Material

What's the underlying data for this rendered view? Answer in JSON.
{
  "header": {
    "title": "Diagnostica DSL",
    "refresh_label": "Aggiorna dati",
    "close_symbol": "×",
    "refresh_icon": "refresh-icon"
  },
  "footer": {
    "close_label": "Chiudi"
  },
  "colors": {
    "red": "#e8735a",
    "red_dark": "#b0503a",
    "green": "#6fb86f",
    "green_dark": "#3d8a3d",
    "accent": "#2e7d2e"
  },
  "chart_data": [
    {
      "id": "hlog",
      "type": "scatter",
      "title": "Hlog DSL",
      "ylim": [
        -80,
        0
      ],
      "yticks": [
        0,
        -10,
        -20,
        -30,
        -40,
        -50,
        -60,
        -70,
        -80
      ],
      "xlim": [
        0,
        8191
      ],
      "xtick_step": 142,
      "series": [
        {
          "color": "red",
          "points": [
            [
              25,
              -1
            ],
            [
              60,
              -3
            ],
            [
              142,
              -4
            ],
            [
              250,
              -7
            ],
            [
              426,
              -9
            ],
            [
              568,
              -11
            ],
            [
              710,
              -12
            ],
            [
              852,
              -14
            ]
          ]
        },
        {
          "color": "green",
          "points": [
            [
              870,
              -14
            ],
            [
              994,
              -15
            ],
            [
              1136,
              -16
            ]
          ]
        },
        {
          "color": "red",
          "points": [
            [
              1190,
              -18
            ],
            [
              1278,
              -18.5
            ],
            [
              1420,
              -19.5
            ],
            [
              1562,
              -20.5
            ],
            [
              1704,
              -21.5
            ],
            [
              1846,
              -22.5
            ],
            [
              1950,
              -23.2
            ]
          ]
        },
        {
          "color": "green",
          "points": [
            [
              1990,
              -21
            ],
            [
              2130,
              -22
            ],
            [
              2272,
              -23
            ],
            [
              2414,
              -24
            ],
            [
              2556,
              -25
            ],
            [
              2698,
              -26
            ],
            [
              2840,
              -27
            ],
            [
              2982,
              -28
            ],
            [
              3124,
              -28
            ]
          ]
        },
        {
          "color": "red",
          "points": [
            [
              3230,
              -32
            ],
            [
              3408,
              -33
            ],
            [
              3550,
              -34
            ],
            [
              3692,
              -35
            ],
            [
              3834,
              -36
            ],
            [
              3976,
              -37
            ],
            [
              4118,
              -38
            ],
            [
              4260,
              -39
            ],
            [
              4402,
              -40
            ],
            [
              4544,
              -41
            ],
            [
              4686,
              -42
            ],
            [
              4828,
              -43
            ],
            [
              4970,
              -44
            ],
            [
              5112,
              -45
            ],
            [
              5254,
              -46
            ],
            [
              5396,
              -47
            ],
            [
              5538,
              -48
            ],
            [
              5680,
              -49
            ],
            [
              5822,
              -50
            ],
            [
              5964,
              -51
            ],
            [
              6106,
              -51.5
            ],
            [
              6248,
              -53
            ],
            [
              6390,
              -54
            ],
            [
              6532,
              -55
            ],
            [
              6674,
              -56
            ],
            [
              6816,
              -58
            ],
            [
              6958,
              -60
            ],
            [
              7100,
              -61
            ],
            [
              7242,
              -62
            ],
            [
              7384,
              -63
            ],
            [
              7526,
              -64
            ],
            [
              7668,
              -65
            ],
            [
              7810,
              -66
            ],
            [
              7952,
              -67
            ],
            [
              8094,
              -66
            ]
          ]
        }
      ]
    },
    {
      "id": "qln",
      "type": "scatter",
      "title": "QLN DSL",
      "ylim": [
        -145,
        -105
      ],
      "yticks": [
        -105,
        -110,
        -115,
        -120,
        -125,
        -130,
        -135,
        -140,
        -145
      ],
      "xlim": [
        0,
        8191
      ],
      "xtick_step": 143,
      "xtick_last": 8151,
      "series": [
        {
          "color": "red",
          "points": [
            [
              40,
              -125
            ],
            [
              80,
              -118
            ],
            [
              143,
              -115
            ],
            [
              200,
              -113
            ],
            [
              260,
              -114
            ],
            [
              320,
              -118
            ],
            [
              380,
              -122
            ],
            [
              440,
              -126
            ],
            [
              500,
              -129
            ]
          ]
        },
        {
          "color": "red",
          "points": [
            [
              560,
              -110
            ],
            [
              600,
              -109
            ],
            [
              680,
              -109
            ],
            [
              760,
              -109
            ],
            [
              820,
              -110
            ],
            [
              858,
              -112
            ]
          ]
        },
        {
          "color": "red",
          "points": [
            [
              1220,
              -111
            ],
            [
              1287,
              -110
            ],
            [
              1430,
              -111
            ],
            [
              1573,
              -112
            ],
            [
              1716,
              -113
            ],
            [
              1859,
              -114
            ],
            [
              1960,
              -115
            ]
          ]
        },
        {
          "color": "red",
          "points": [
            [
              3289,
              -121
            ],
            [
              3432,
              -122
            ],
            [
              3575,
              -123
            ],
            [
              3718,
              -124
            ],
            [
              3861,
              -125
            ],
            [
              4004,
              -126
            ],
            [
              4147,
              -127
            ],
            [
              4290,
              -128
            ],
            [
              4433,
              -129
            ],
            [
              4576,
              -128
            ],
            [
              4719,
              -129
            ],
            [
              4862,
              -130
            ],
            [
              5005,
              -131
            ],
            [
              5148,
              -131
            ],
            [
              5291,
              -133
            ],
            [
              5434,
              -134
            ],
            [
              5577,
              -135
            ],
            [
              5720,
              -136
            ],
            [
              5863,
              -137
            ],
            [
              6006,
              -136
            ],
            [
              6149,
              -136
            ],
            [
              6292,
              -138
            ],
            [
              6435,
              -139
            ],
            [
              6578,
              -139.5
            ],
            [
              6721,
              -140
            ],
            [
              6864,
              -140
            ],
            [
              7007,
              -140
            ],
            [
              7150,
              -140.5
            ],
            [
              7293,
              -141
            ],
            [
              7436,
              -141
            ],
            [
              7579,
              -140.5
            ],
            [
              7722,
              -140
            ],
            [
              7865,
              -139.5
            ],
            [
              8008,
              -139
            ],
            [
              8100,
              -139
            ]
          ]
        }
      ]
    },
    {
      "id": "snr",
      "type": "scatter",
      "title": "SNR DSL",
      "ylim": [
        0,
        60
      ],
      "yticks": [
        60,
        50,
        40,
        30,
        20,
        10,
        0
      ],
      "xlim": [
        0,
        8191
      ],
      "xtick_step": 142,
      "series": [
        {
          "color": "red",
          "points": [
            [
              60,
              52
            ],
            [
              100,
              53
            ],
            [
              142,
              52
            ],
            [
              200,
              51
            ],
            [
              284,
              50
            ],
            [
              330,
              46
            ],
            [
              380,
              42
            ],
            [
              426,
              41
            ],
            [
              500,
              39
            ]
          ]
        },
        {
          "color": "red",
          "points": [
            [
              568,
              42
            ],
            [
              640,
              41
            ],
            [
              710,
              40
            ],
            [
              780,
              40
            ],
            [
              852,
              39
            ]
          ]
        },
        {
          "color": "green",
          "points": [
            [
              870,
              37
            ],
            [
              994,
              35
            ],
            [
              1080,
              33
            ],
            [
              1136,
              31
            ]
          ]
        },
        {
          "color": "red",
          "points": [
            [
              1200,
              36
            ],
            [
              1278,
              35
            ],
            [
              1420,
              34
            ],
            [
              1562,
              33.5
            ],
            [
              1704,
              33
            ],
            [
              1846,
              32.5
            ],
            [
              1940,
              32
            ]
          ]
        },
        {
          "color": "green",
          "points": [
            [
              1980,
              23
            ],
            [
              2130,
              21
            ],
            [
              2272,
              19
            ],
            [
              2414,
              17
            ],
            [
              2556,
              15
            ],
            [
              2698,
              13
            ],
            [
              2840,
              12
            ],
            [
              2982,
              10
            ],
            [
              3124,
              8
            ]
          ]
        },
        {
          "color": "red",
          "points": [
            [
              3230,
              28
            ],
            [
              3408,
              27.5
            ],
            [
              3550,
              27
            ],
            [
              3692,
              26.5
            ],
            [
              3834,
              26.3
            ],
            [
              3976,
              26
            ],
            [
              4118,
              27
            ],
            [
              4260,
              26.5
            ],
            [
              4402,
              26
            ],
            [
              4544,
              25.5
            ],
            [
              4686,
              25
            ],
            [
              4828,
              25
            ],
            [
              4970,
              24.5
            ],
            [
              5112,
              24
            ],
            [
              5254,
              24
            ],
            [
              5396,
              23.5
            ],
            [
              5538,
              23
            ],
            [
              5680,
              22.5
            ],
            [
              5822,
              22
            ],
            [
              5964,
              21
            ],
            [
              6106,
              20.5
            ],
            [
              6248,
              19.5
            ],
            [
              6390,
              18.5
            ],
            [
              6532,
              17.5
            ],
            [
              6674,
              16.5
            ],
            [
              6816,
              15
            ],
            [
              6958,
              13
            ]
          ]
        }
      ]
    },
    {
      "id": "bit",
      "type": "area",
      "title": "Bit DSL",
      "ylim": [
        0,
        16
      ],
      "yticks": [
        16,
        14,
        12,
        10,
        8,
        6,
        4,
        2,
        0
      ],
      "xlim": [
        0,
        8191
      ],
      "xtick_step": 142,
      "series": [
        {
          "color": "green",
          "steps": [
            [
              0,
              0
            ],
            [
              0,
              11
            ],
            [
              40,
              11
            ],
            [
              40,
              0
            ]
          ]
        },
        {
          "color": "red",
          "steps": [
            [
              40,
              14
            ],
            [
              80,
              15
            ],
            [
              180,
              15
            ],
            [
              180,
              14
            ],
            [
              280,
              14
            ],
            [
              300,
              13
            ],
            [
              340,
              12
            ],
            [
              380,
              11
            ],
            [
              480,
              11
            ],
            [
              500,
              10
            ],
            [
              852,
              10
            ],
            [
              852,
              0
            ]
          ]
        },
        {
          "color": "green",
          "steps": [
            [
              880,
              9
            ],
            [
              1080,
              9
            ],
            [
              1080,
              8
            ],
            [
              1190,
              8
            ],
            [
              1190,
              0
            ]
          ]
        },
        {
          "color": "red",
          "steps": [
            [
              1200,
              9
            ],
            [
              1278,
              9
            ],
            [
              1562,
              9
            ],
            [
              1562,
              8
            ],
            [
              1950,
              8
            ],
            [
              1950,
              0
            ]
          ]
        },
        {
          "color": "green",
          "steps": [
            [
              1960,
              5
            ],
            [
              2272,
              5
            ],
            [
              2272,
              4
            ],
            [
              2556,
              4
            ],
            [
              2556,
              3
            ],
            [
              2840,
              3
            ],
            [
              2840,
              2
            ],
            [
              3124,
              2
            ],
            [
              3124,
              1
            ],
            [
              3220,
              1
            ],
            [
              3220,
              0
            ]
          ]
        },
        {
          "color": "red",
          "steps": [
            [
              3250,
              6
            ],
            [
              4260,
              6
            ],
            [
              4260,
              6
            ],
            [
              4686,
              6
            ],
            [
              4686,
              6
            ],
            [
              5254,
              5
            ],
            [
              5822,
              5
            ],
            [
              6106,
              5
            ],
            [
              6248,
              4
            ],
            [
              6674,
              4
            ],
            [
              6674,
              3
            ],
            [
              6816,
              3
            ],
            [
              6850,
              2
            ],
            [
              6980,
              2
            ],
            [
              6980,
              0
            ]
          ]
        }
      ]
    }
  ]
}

Your instructions
Report how many lines include the word "title". Give nothing but the number.

Task response
5